(Task material)

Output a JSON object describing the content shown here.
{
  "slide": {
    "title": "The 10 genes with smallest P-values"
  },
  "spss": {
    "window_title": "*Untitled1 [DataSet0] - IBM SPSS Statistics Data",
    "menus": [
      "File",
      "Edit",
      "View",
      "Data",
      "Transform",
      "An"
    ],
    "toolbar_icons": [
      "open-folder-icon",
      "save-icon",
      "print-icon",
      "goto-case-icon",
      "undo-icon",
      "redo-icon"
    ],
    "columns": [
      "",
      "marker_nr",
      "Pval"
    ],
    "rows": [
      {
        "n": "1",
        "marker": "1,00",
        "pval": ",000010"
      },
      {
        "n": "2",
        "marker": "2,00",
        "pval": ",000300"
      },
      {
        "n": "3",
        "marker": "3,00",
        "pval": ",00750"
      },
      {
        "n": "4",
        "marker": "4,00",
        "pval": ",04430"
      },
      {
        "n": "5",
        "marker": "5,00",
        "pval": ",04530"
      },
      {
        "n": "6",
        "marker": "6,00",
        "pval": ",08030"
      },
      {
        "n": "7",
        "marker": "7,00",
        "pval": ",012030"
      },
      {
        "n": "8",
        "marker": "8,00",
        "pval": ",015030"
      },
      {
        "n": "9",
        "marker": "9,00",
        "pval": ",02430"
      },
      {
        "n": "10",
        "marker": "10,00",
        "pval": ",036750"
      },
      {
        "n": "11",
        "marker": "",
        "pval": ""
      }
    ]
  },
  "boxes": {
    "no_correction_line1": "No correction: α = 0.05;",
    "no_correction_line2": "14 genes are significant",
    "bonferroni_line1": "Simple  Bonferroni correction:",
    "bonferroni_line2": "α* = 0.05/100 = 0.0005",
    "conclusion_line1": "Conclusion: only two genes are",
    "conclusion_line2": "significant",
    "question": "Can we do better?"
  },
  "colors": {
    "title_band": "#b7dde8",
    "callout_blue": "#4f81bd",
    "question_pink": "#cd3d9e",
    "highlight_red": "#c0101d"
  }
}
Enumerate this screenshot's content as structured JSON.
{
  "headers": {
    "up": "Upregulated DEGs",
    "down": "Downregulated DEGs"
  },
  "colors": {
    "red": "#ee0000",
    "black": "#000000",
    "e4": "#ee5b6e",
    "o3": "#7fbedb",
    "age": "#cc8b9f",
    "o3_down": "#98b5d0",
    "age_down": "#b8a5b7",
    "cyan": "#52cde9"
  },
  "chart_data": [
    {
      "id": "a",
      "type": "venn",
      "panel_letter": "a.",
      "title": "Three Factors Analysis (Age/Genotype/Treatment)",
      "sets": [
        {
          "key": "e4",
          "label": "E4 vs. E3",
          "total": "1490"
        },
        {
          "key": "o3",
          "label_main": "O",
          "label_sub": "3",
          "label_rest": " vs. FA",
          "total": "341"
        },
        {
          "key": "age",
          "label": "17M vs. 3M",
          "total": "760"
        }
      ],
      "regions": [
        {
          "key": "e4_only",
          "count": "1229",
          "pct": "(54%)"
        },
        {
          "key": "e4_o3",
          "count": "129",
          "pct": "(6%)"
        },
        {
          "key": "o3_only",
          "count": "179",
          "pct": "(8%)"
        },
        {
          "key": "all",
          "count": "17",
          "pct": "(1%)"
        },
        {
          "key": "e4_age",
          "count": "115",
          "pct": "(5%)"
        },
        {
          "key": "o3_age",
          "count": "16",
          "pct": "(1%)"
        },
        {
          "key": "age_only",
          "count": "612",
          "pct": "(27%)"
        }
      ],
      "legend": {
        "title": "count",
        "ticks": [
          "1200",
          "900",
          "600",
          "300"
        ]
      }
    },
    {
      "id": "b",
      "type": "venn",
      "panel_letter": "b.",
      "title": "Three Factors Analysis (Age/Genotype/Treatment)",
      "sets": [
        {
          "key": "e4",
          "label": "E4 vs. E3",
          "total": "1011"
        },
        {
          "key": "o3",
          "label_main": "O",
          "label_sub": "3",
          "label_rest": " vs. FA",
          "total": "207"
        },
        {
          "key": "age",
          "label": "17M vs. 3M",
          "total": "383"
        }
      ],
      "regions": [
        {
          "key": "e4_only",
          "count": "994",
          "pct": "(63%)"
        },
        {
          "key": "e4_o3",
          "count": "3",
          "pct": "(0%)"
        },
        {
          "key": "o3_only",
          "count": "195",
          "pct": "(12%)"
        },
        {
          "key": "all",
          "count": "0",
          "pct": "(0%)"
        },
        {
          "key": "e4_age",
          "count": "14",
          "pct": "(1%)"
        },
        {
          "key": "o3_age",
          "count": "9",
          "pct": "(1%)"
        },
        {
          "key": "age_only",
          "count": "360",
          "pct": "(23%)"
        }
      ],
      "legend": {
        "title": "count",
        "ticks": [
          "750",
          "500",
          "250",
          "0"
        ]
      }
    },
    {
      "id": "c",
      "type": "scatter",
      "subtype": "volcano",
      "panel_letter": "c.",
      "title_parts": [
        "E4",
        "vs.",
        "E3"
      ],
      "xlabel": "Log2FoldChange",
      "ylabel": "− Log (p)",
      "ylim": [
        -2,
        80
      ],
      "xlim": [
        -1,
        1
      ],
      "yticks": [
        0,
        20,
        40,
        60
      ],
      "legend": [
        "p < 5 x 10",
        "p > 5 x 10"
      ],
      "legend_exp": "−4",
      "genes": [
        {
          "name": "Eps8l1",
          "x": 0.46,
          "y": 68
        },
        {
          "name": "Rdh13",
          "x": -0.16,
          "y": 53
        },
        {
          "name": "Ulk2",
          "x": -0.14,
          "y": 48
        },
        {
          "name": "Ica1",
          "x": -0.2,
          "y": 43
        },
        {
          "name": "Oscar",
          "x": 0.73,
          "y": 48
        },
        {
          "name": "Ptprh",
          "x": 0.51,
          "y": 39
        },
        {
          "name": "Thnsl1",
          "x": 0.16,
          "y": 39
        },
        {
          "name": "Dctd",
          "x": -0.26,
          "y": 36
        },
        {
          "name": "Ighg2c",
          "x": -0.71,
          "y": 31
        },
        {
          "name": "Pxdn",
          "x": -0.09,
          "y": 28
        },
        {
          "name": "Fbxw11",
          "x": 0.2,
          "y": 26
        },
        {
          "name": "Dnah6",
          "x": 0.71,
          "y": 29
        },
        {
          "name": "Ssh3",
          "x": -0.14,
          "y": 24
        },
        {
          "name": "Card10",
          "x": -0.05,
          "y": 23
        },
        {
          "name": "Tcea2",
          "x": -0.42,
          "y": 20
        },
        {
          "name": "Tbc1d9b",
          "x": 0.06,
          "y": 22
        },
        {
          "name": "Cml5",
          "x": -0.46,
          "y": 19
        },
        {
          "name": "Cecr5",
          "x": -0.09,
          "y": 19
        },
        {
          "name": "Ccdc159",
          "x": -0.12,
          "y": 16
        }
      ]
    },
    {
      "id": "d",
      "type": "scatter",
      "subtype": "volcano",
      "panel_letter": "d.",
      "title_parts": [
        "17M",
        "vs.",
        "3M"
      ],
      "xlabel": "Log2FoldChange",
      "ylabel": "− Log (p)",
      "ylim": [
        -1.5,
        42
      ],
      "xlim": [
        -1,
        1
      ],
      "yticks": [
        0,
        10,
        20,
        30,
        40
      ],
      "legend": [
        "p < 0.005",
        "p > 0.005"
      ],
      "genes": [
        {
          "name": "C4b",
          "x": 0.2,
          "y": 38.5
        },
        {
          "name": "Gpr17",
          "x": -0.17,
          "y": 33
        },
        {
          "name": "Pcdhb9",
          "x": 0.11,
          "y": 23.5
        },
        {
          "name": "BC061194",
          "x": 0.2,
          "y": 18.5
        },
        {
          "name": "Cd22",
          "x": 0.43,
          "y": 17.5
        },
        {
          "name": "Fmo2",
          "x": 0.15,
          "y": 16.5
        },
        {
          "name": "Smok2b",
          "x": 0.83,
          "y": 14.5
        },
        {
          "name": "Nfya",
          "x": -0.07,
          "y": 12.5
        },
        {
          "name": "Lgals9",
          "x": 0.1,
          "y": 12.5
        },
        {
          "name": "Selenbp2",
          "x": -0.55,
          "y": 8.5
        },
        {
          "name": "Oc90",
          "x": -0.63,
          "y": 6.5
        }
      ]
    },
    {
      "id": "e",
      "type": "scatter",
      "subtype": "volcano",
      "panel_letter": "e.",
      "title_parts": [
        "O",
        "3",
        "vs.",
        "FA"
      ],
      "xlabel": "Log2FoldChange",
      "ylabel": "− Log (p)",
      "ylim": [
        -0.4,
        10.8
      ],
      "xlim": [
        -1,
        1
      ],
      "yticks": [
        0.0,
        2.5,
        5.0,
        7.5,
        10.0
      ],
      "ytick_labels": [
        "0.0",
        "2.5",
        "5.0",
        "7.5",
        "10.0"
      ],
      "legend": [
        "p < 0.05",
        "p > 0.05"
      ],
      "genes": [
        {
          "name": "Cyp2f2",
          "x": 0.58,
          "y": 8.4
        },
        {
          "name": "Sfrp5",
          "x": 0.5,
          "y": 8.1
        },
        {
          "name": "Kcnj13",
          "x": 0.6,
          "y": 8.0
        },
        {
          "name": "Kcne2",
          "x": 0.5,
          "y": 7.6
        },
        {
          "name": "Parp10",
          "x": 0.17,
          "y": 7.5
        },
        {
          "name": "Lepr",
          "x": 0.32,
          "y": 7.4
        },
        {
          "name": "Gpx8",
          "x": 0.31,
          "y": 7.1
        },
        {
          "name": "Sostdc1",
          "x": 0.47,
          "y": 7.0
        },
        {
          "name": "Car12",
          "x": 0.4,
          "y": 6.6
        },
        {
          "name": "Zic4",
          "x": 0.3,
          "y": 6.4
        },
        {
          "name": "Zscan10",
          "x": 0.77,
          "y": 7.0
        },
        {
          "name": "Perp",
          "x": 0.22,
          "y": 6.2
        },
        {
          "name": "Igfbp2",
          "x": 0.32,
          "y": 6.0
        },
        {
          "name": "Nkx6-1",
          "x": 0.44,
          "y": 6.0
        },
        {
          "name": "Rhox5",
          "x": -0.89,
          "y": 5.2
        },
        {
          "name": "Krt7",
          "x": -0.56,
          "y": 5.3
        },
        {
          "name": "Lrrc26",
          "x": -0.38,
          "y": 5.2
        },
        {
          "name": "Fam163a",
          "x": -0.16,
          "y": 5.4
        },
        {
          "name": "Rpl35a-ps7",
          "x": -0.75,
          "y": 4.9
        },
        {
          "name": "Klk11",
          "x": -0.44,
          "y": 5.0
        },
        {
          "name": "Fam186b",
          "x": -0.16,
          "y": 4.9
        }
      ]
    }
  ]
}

(End Task material)

**What to work on**
Lines in the material above that include the string "total" should be listed.

**Result**
          "total": "1490"
          "total": "341"
          "total": "760"
          "total": "1011"
          "total": "207"
          "total": "383"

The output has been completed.